_DESAFIOS_:
a - Reproduza, no texto sobre os festejos juninos na Bahia, tudo o que vai de "A disparidade de" até "de R$ 432,00.".
b - Responda com base no texto sobre os festejos juninos na Bahia:
(i) Segundo a Abrape, que percentual do PIB o setor de festivais representa?
(ii) Quantos festivais foram realizados no primeiro semestre deste ano, de acordo com o Mapa dos Festivais?
(iii) Em qual gênero musical a concentração de contratações e cachês em artistas homens é mais marcada?
c - Prossiga o texto sobre os festejos juninos na Bahia a partir de onde ele para.

_TRECHO DO TEXTO_:
——

Festejos Juninos na Bahia e o dinheiro que não chega às mulheres na música

A disparidade de gênero nos festejos juninos da Bahia revela que as mulheres enfrentam significativas desigualdades em oportunidades e cachês, com a maioria das contratações e remunerações sendo direcionadas a artistas homens, especialmente no sertanejo.

Festejos Juninos na Bahia e o dinheiro que não chega às mulheres na música
Mari Fernandez no São João em Salvador. (Foto: Bruno Dias/Portal Massa)

É difícil estimar com precisão o impacto econômico dos festivais no Brasil, mas, segundo a Associação Brasileira dos Promotores de Eventos (Abrape), o setor representa 4,5% do PIB, gerando um faturamento anual estimado no valor em R$ 314,2 bilhões. De acordo com o banco de dados do Mapa dos Festivais, apenas no primeiro semestre deste ano, foram realizados 146 festivais, com um ticket médio de R$ 432,00.

O crescimento deste mercado, e principalmente sua maturidade a cada ano, cria oportunidades para mão de obra em diferentes áreas na produção de grandes eventos, dos bastidores aos palcos. No entanto, em um cenário financeiramente próspero, quando falamos de igualdade de oportunidades entre os gêneros, a conversa muda de tom.

——

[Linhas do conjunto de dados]
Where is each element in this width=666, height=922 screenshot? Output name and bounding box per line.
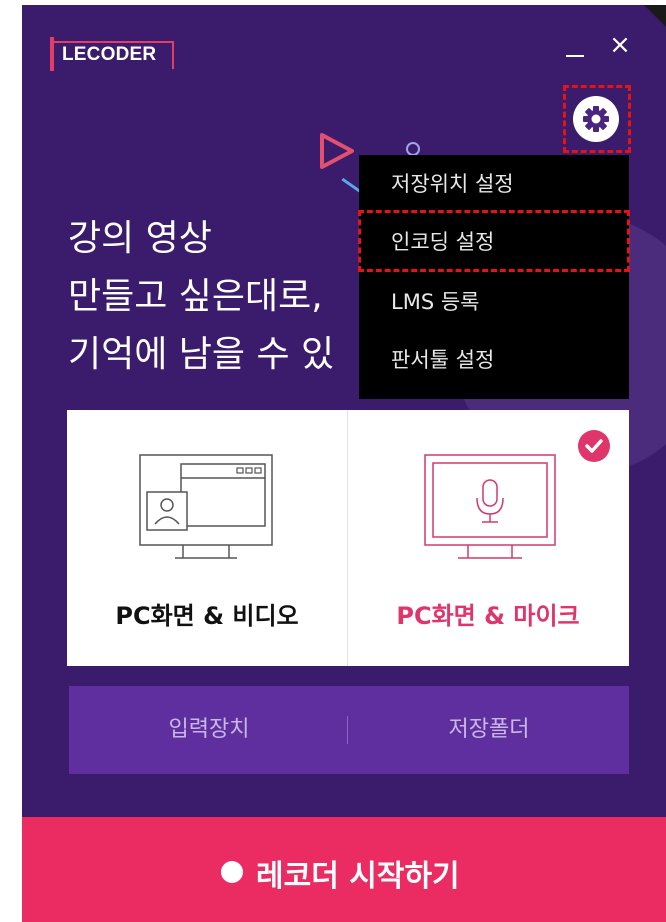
mode-pc-video-label: PC화면 & 비디오 (115, 602, 299, 630)
record-dot-icon (221, 861, 243, 883)
save-folder-button[interactable]: 저장폴더 (349, 686, 629, 774)
gear-highlight-box (563, 85, 631, 153)
mode-pc-video[interactable]: PC화면 & 비디오 (67, 410, 347, 666)
bottom-button-bar: 입력장치 저장폴더 (69, 686, 629, 774)
input-device-button[interactable]: 입력장치 (69, 686, 349, 774)
menu-item-lms[interactable]: LMS 등록 (359, 273, 629, 331)
headline-line-3: 기억에 남을 수 있 (68, 334, 335, 375)
headline: 강의 영상 만들고 싶은대로, 기억에 남을 수 있 (68, 210, 385, 384)
triangle-decoration (320, 133, 354, 169)
mode-cards: PC화면 & 비디오 PC화면 & 마이크 (67, 410, 629, 666)
window-corner (644, 5, 666, 27)
start-recorder-button[interactable]: 레코더 시작하기 (22, 817, 666, 922)
settings-menu: 저장위치 설정 인코딩 설정 LMS 등록 판서툴 설정 (359, 155, 629, 399)
headline-line-2: 만들고 싶은대로, (68, 276, 323, 317)
menu-item-save-location[interactable]: 저장위치 설정 (359, 155, 629, 213)
start-recorder-label: 레코더 시작하기 (256, 859, 460, 894)
circle-decoration (406, 142, 420, 156)
pc-mic-icon (424, 454, 556, 559)
encoding-highlight-box (358, 210, 630, 272)
minimize-button[interactable] (564, 35, 586, 61)
bottom-bar-divider (347, 716, 348, 744)
lecoder-logo: LECODER (50, 37, 174, 71)
app-window: LECODER × 강의 영상 만들고 싶은대로, 기억에 남을 수 있 저장위… (22, 5, 666, 922)
mode-pc-mic-label: PC화면 & 마이크 (396, 602, 580, 630)
pc-video-icon (139, 454, 273, 559)
menu-item-drawing-tool[interactable]: 판서툴 설정 (359, 331, 629, 389)
logo-text: LECODER (62, 44, 157, 65)
close-button[interactable]: × (607, 32, 633, 58)
headline-line-1: 강의 영상 (68, 218, 212, 259)
selected-check-icon (578, 430, 610, 462)
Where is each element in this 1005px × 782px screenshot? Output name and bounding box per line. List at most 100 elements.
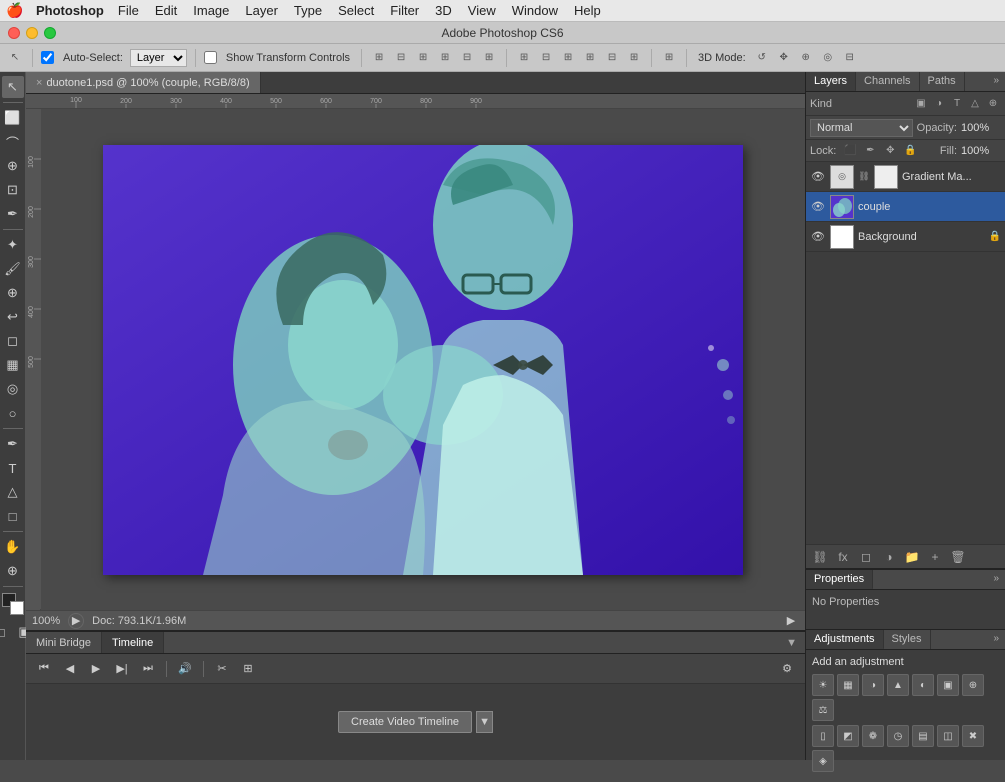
gradient-tool[interactable]: ▦ <box>2 354 24 376</box>
3d-rotate-icon[interactable]: ↺ <box>753 49 771 67</box>
apple-menu[interactable]: 🍎 <box>0 2 30 19</box>
3d-zoom-icon[interactable]: ⊕ <box>797 49 815 67</box>
move-tool[interactable]: ↖ <box>2 76 24 98</box>
shape-tool[interactable]: □ <box>2 505 24 527</box>
filter-adj-icon[interactable]: ◑ <box>931 96 947 112</box>
clone-tool[interactable]: ⊕ <box>2 282 24 304</box>
distribute-icon-6[interactable]: ⊞ <box>625 49 643 67</box>
auto-select-checkbox[interactable] <box>41 51 54 64</box>
filter-smart-icon[interactable]: ⊕ <box>985 96 1001 112</box>
adj-gradientmap-icon[interactable]: ✖ <box>962 725 984 747</box>
fill-value[interactable]: 100% <box>961 145 1001 157</box>
menu-photoshop[interactable]: Photoshop <box>30 0 110 21</box>
close-panel-btn[interactable]: ▼ <box>778 632 805 653</box>
adj-channelmix-icon[interactable]: ◩ <box>837 725 859 747</box>
align-bottom-icon[interactable]: ⊞ <box>480 49 498 67</box>
tl-last-frame[interactable]: ⏭ <box>138 659 158 679</box>
pen-tool[interactable]: ✒ <box>2 433 24 455</box>
scroll-right-btn[interactable]: ▶ <box>783 613 799 629</box>
hand-tool[interactable]: ✋ <box>2 536 24 558</box>
adjustments-tab[interactable]: Adjustments <box>806 630 884 649</box>
paths-tab[interactable]: Paths <box>920 72 965 91</box>
align-center-v-icon[interactable]: ⊟ <box>458 49 476 67</box>
menu-edit[interactable]: Edit <box>147 0 185 21</box>
close-button[interactable] <box>8 27 20 39</box>
filter-pixel-icon[interactable]: ▣ <box>913 96 929 112</box>
adj-photofilter-icon[interactable]: ▯ <box>812 725 834 747</box>
adj-curves-icon[interactable]: ◑ <box>862 674 884 696</box>
channels-tab[interactable]: Channels <box>856 72 919 91</box>
background-color[interactable] <box>10 601 24 615</box>
lasso-tool[interactable]: ⌒ <box>2 131 24 153</box>
history-tool[interactable]: ↩ <box>2 306 24 328</box>
adj-brightness-icon[interactable]: ☀ <box>812 674 834 696</box>
layer-adj-icon[interactable]: ◑ <box>879 547 899 567</box>
standard-mode[interactable]: □ <box>0 621 12 643</box>
align-center-h-icon[interactable]: ⊟ <box>392 49 410 67</box>
distribute-icon-1[interactable]: ⊞ <box>515 49 533 67</box>
tl-split[interactable]: ⊞ <box>238 659 258 679</box>
adj-expand[interactable]: » <box>987 630 1005 649</box>
distribute-icon-3[interactable]: ⊞ <box>559 49 577 67</box>
adj-colorbalance-icon[interactable]: ⊕ <box>962 674 984 696</box>
layer-mask-icon[interactable]: ◻ <box>856 547 876 567</box>
menu-layer[interactable]: Layer <box>237 0 286 21</box>
layer-1-visibility[interactable]: 👁 <box>810 169 826 185</box>
tl-play[interactable]: ▶ <box>86 659 106 679</box>
menu-window[interactable]: Window <box>504 0 566 21</box>
tl-next-frame[interactable]: ▶| <box>112 659 132 679</box>
layer-link-icon[interactable]: ⛓ <box>810 547 830 567</box>
tab-close[interactable]: × <box>36 77 42 89</box>
properties-tab[interactable]: Properties <box>806 570 873 589</box>
tl-audio[interactable]: 🔊 <box>175 659 195 679</box>
layer-2-visibility[interactable]: 👁 <box>810 199 826 215</box>
3d-orbit-icon[interactable]: ◎ <box>819 49 837 67</box>
timeline-tab[interactable]: Timeline <box>102 632 164 653</box>
layers-tab[interactable]: Layers <box>806 72 856 91</box>
styles-tab[interactable]: Styles <box>884 630 931 649</box>
filter-shape-icon[interactable]: △ <box>967 96 983 112</box>
align-right-icon[interactable]: ⊞ <box>414 49 432 67</box>
lock-paint-icon[interactable]: ✒ <box>862 143 878 159</box>
eraser-tool[interactable]: ◻ <box>2 330 24 352</box>
maximize-button[interactable] <box>44 27 56 39</box>
layer-delete-icon[interactable]: 🗑 <box>948 547 968 567</box>
minimize-button[interactable] <box>26 27 38 39</box>
lock-all-icon[interactable]: 🔒 <box>902 143 918 159</box>
layer-folder-icon[interactable]: 📁 <box>902 547 922 567</box>
menu-type[interactable]: Type <box>286 0 330 21</box>
adj-bw-icon[interactable]: ⚖ <box>812 699 834 721</box>
tl-first-frame[interactable]: ⏮ <box>34 659 54 679</box>
3d-extra-icon[interactable]: ⊟ <box>841 49 859 67</box>
menu-3d[interactable]: 3D <box>427 0 460 21</box>
healing-tool[interactable]: ✦ <box>2 234 24 256</box>
opacity-value[interactable]: 100% <box>961 122 1001 134</box>
show-transform-checkbox[interactable] <box>204 51 217 64</box>
zoom-indicator[interactable]: ▶ <box>68 613 84 629</box>
create-timeline-dropdown[interactable]: ▼ <box>476 711 493 733</box>
layer-gradient-map[interactable]: 👁 ◎ ⛓ Gradient Ma... <box>806 162 1005 192</box>
marquee-tool[interactable]: ⬜ <box>2 107 24 129</box>
menu-select[interactable]: Select <box>330 0 382 21</box>
filter-text-icon[interactable]: T <box>949 96 965 112</box>
lock-move-icon[interactable]: ✥ <box>882 143 898 159</box>
tl-cut[interactable]: ✂ <box>212 659 232 679</box>
properties-expand[interactable]: » <box>987 570 1005 589</box>
path-tool[interactable]: △ <box>2 481 24 503</box>
auto-select-dropdown[interactable]: Layer Group <box>130 49 187 67</box>
adj-levels-icon[interactable]: ▦ <box>837 674 859 696</box>
canvas-container[interactable] <box>41 109 805 610</box>
dodge-tool[interactable]: ○ <box>2 402 24 424</box>
adj-exposure-icon[interactable]: ▲ <box>887 674 909 696</box>
adj-invert-icon[interactable]: ◷ <box>887 725 909 747</box>
blur-tool[interactable]: ◎ <box>2 378 24 400</box>
menu-image[interactable]: Image <box>185 0 237 21</box>
tl-prev-frame[interactable]: ◀ <box>60 659 80 679</box>
text-tool[interactable]: T <box>2 457 24 479</box>
zoom-tool[interactable]: ⊕ <box>2 560 24 582</box>
distribute-icon-4[interactable]: ⊞ <box>581 49 599 67</box>
adj-threshold-icon[interactable]: ◫ <box>937 725 959 747</box>
eyedropper-tool[interactable]: ✒ <box>2 203 24 225</box>
fg-bg-colors[interactable] <box>2 593 24 615</box>
crop-tool[interactable]: ⊡ <box>2 179 24 201</box>
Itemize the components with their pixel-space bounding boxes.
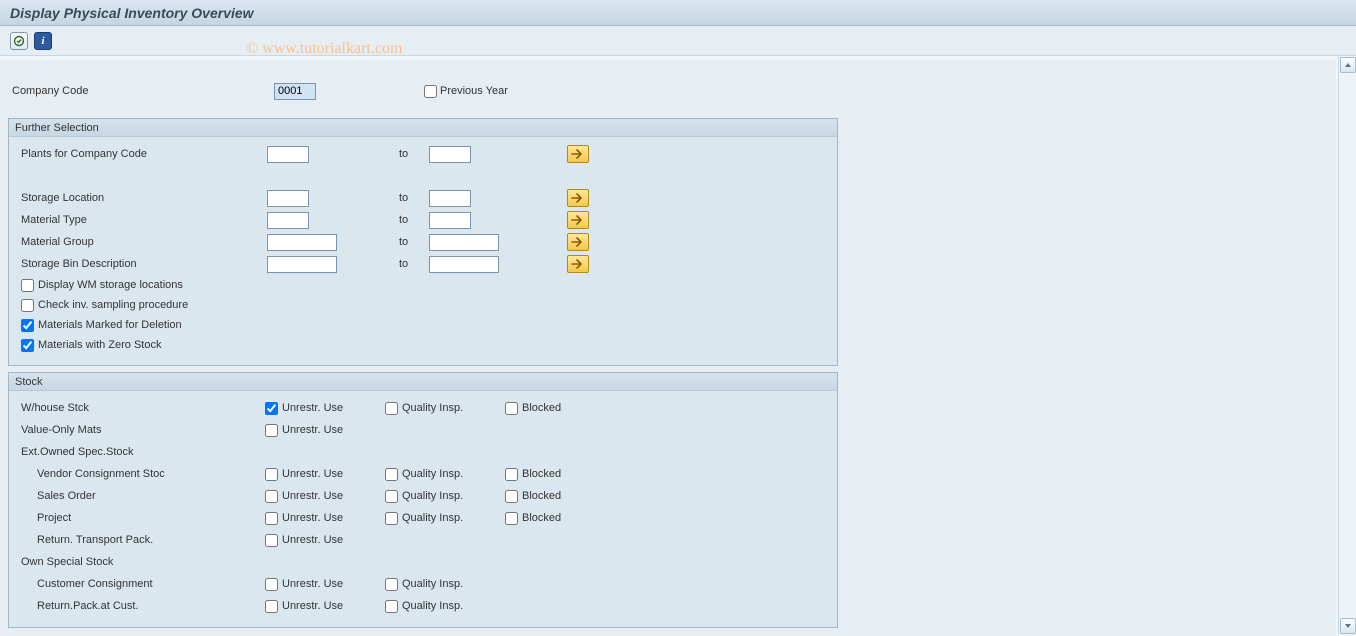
vertical-scrollbar[interactable] xyxy=(1338,56,1356,636)
fs-from-0[interactable] xyxy=(267,146,309,163)
fs-to-label-0: to xyxy=(399,148,408,160)
stock-blocked-label-3: Blocked xyxy=(522,468,561,480)
fs-to-1[interactable] xyxy=(429,190,471,207)
stock-label-6: Return. Transport Pack. xyxy=(15,534,265,546)
toolbar: i xyxy=(0,26,1356,56)
stock-blocked-0[interactable] xyxy=(505,402,518,415)
fs-check-label-2: Materials Marked for Deletion xyxy=(38,319,182,331)
fs-check-label-0: Display WM storage locations xyxy=(38,279,183,291)
stock-label-5: Project xyxy=(15,512,265,524)
fs-multiselect-1[interactable] xyxy=(567,189,589,207)
stock-label-9: Return.Pack.at Cust. xyxy=(15,600,265,612)
fs-check-1[interactable] xyxy=(21,299,34,312)
stock-unrestr-label-8: Unrestr. Use xyxy=(282,578,343,590)
stock-unrestr-label-5: Unrestr. Use xyxy=(282,512,343,524)
stock-quality-9[interactable] xyxy=(385,600,398,613)
stock-quality-label-3: Quality Insp. xyxy=(402,468,463,480)
fs-check-2[interactable] xyxy=(21,319,34,332)
stock-unrestr-3[interactable] xyxy=(265,468,278,481)
fs-to-label-2: to xyxy=(399,214,408,226)
stock-label-0: W/house Stck xyxy=(15,402,265,414)
scroll-down-button[interactable] xyxy=(1340,618,1356,634)
fs-label-4: Storage Bin Description xyxy=(15,258,255,270)
stock-unrestr-label-4: Unrestr. Use xyxy=(282,490,343,502)
fs-check-label-1: Check inv. sampling procedure xyxy=(38,299,188,311)
stock-unrestr-9[interactable] xyxy=(265,600,278,613)
fs-from-2[interactable] xyxy=(267,212,309,229)
previous-year-checkbox[interactable] xyxy=(424,85,437,98)
fs-multiselect-2[interactable] xyxy=(567,211,589,229)
stock-label-2: Ext.Owned Spec.Stock xyxy=(15,446,265,458)
stock-label-7: Own Special Stock xyxy=(15,556,265,568)
stock-unrestr-5[interactable] xyxy=(265,512,278,525)
stock-quality-3[interactable] xyxy=(385,468,398,481)
stock-unrestr-4[interactable] xyxy=(265,490,278,503)
stock-unrestr-8[interactable] xyxy=(265,578,278,591)
stock-unrestr-6[interactable] xyxy=(265,534,278,547)
stock-label-4: Sales Order xyxy=(15,490,265,502)
fs-from-1[interactable] xyxy=(267,190,309,207)
stock-blocked-label-0: Blocked xyxy=(522,402,561,414)
window-title-bar: Display Physical Inventory Overview xyxy=(0,0,1356,26)
stock-blocked-5[interactable] xyxy=(505,512,518,525)
stock-group: Stock W/house Stck Unrestr. Use Quality In… xyxy=(8,372,838,628)
stock-blocked-4[interactable] xyxy=(505,490,518,503)
execute-button[interactable] xyxy=(10,32,28,50)
stock-unrestr-0[interactable] xyxy=(265,402,278,415)
further-selection-group: Further Selection Plants for Company Cod… xyxy=(8,118,838,366)
stock-title: Stock xyxy=(9,373,837,391)
stock-quality-label-9: Quality Insp. xyxy=(402,600,463,612)
stock-quality-label-4: Quality Insp. xyxy=(402,490,463,502)
stock-blocked-label-4: Blocked xyxy=(522,490,561,502)
fs-label-0: Plants for Company Code xyxy=(15,148,255,160)
fs-to-label-4: to xyxy=(399,258,408,270)
scroll-up-button[interactable] xyxy=(1340,57,1356,73)
fs-check-label-3: Materials with Zero Stock xyxy=(38,339,161,351)
stock-unrestr-label-6: Unrestr. Use xyxy=(282,534,343,546)
stock-quality-0[interactable] xyxy=(385,402,398,415)
stock-quality-label-0: Quality Insp. xyxy=(402,402,463,414)
stock-unrestr-label-3: Unrestr. Use xyxy=(282,468,343,480)
previous-year-checkbox-wrap: Previous Year xyxy=(424,85,508,98)
stock-quality-label-8: Quality Insp. xyxy=(402,578,463,590)
further-selection-title: Further Selection xyxy=(9,119,837,137)
stock-label-8: Customer Consignment xyxy=(15,578,265,590)
stock-label-3: Vendor Consignment Stoc xyxy=(15,468,265,480)
fs-to-3[interactable] xyxy=(429,234,499,251)
stock-blocked-3[interactable] xyxy=(505,468,518,481)
fs-label-1: Storage Location xyxy=(15,192,255,204)
stock-blocked-label-5: Blocked xyxy=(522,512,561,524)
stock-unrestr-label-0: Unrestr. Use xyxy=(282,402,343,414)
previous-year-label: Previous Year xyxy=(440,85,508,97)
stock-unrestr-label-1: Unrestr. Use xyxy=(282,424,343,436)
stock-unrestr-1[interactable] xyxy=(265,424,278,437)
fs-to-label-3: to xyxy=(399,236,408,248)
fs-to-0[interactable] xyxy=(429,146,471,163)
fs-label-2: Material Type xyxy=(15,214,255,226)
fs-multiselect-0[interactable] xyxy=(567,145,589,163)
company-code-input[interactable] xyxy=(274,83,316,100)
stock-quality-8[interactable] xyxy=(385,578,398,591)
stock-quality-4[interactable] xyxy=(385,490,398,503)
fs-from-4[interactable] xyxy=(267,256,337,273)
stock-label-1: Value-Only Mats xyxy=(15,424,265,436)
fs-multiselect-3[interactable] xyxy=(567,233,589,251)
fs-label-3: Material Group xyxy=(15,236,255,248)
fs-multiselect-4[interactable] xyxy=(567,255,589,273)
fs-to-label-1: to xyxy=(399,192,408,204)
fs-check-0[interactable] xyxy=(21,279,34,292)
content-area: Company Code Previous Year Further Selec… xyxy=(0,60,1336,636)
fs-check-3[interactable] xyxy=(21,339,34,352)
window-title: Display Physical Inventory Overview xyxy=(10,5,254,21)
fs-from-3[interactable] xyxy=(267,234,337,251)
stock-quality-label-5: Quality Insp. xyxy=(402,512,463,524)
info-button[interactable]: i xyxy=(34,32,52,50)
stock-quality-5[interactable] xyxy=(385,512,398,525)
stock-unrestr-label-9: Unrestr. Use xyxy=(282,600,343,612)
fs-to-4[interactable] xyxy=(429,256,499,273)
company-code-label: Company Code xyxy=(10,85,270,97)
fs-to-2[interactable] xyxy=(429,212,471,229)
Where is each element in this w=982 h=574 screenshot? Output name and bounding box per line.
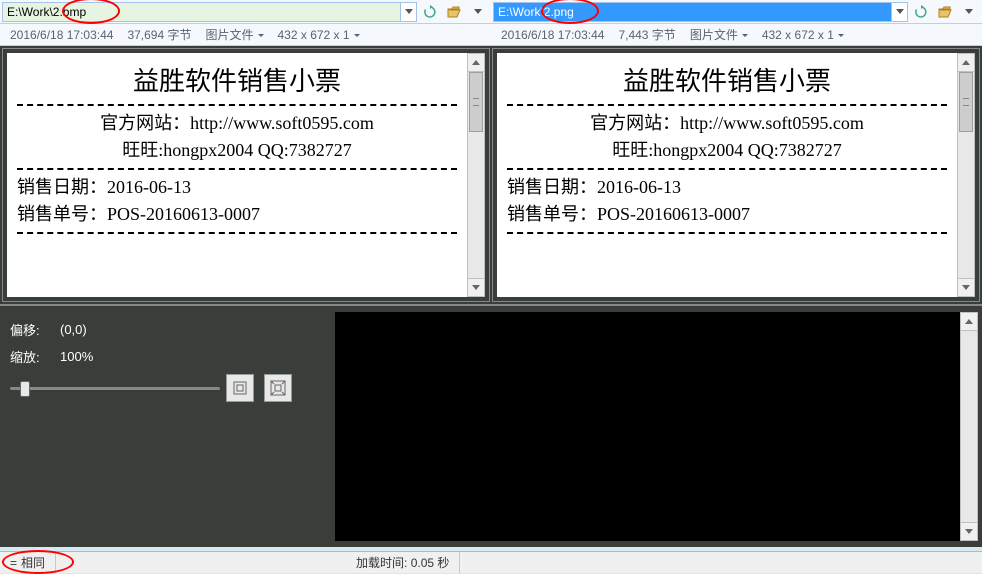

——

_RESPOSTAS DO EXERCÍCIO_:
a -
A disparidade de gênero nos festejos juninos da Bahia revela que as mulheres enfrentam significativas desigualdades em oportunidades e cachês, com a maioria das contratações e remunerações sendo direcionadas a artistas homens, especialmente no sertanejo.

Festejos Juninos na Bahia e o dinheiro que não chega às mulheres na música
Mari Fernandez no São João em Salvador. (Foto: Bruno Dias/Portal Massa)

É difícil estimar com precisão o impacto econômico dos festivais no Brasil, mas, segundo a Associação Brasileira dos Promotores de Eventos (Abrape), o setor representa 4,5% do PIB, gerando um faturamento anual estimado no valor em R$ 314,2 bilhões. De acordo com o banco de dados do Mapa dos Festivais, apenas no primeiro semestre deste ano, foram realizados 146 festivais, com um ticket médio de R$ 432,00.

b -
(i) 4,5% do PIB.
(ii) 146 festivais.
(iii) No sertanejo.

c -
Nos festivais de música, as mulheres representaram apenas 34,6% dos atos musicais contratados em 43 festivais brasileiros realizados em 2023. Embora seja possível organizar e analisar dados sobre a presença de mulheres nas programações de festivais produzidos por empresas privadas, já que essas são informações públicas, descobrir o panorama da remuneração dessas artistas é uma tarefa árdua, pois esses dados são privados.

O que fica cada vez mais evidente são os postos de trabalho negados às mulheres nos palcos dos festivais de música. No entanto, os valores que não chegam aos bolsos dessas artistas ainda carecem de transparência, dificultando o mapeamento do real tamanho desse prejuízo.

Felizmente, quando se trata de eventos realizados por entes públicos, temos a nosso favor a transparência dos contratos e valores. É o caso das festas juninas, que cada vez mais adotam mecanismos e tecnologias para dar à sociedade acesso às informações relacionadas aos gastos nos festejos.

Entre todos os estados que possuem festejos juninos em suas agendas oficiais, a Bahia foi pioneira na criação de um painel de transparência. Seguido agora de Pernambuco, que aderiu ao mesmo sistema pela primeira vez este ano.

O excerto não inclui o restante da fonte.